(Stored entries)

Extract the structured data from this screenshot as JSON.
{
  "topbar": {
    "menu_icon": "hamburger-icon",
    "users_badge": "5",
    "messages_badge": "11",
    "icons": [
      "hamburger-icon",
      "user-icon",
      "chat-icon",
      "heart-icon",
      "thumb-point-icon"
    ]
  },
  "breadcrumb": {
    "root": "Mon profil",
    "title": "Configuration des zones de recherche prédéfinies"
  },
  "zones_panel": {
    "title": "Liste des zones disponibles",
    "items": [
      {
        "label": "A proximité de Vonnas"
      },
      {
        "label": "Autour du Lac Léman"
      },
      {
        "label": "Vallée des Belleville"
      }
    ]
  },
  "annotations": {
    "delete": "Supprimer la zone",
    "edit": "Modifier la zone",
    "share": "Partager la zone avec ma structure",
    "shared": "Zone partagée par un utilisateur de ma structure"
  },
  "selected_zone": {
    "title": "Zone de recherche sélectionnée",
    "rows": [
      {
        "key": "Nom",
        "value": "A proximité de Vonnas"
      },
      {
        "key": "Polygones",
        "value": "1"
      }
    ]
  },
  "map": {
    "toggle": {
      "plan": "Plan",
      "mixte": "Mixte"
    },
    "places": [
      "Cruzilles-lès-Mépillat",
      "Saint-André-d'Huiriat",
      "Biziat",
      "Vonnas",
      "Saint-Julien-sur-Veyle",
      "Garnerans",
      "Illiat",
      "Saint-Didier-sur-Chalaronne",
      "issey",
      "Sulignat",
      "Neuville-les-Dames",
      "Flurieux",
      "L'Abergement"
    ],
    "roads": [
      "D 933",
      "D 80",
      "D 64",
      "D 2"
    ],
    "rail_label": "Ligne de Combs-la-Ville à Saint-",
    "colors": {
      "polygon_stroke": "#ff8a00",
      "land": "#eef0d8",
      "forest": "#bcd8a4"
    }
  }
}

→ TO DO:
Count the lines above in which the word "title" appears, then state only that count.

→ FINISHED EXERCISE:
3